Your task - A precise copy of the data is required, with every picture left out.

Supplied entries -

============================================================

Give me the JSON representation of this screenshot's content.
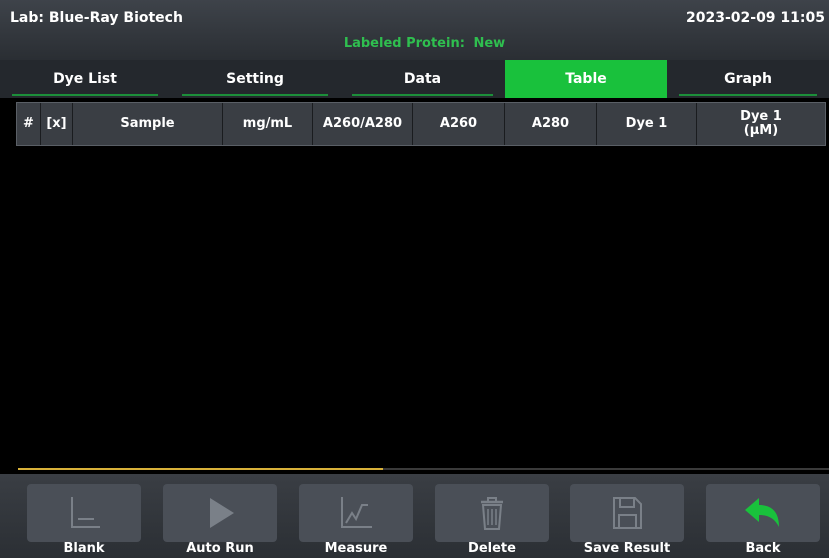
{
  "header": {
    "lab": "Lab: Blue-Ray Biotech",
    "subtitle_prefix": "Labeled Protein:",
    "subtitle_value": "New",
    "datetime": "2023-02-09 11:05"
  },
  "tabs": [
    {
      "label": "Dye List",
      "active": false
    },
    {
      "label": "Setting",
      "active": false
    },
    {
      "label": "Data",
      "active": false
    },
    {
      "label": "Table",
      "active": true
    },
    {
      "label": "Graph",
      "active": false
    }
  ],
  "table": {
    "columns": [
      "#",
      "[x]",
      "Sample",
      "mg/mL",
      "A260/A280",
      "A260",
      "A280",
      "Dye 1",
      "Dye 1\n(μM)"
    ],
    "rows": []
  },
  "progress": {
    "fraction": 0.45
  },
  "buttons": [
    {
      "label": "Blank",
      "icon": "blank-icon"
    },
    {
      "label": "Auto Run",
      "icon": "play-icon"
    },
    {
      "label": "Measure",
      "icon": "measure-chart-icon"
    },
    {
      "label": "Delete",
      "icon": "trash-icon"
    },
    {
      "label": "Save Result",
      "icon": "save-icon"
    },
    {
      "label": "Back",
      "icon": "back-arrow-icon"
    }
  ],
  "colors": {
    "accent_green": "#19c13c",
    "subtitle_green": "#2fbf4f",
    "progress_gold": "#d9b23a"
  }
}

============================================================

Result below -
Give me the JSON representation of this screenshot's content.
{
  "header": {
    "lab": "Lab: Blue-Ray Biotech",
    "subtitle_prefix": "Labeled Protein:",
    "subtitle_value": "New",
    "datetime": "2023-02-09 11:05"
  },
  "tabs": [
    {
      "label": "Dye List",
      "active": false
    },
    {
      "label": "Setting",
      "active": false
    },
    {
      "label": "Data",
      "active": false
    },
    {
      "label": "Table",
      "active": true
    },
    {
      "label": "Graph",
      "active": false
    }
  ],
  "table": {
    "columns": [
      "#",
      "[x]",
      "Sample",
      "mg/mL",
      "A260/A280",
      "A260",
      "A280",
      "Dye 1",
      "Dye 1\n(μM)"
    ],
    "rows": []
  },
  "progress": {
    "fraction": 0.45
  },
  "buttons": [
    {
      "label": "Blank",
      "icon": "blank-icon"
    },
    {
      "label": "Auto Run",
      "icon": "play-icon"
    },
    {
      "label": "Measure",
      "icon": "measure-chart-icon"
    },
    {
      "label": "Delete",
      "icon": "trash-icon"
    },
    {
      "label": "Save Result",
      "icon": "save-icon"
    },
    {
      "label": "Back",
      "icon": "back-arrow-icon"
    }
  ],
  "colors": {
    "accent_green": "#19c13c",
    "subtitle_green": "#2fbf4f",
    "progress_gold": "#d9b23a"
  }
}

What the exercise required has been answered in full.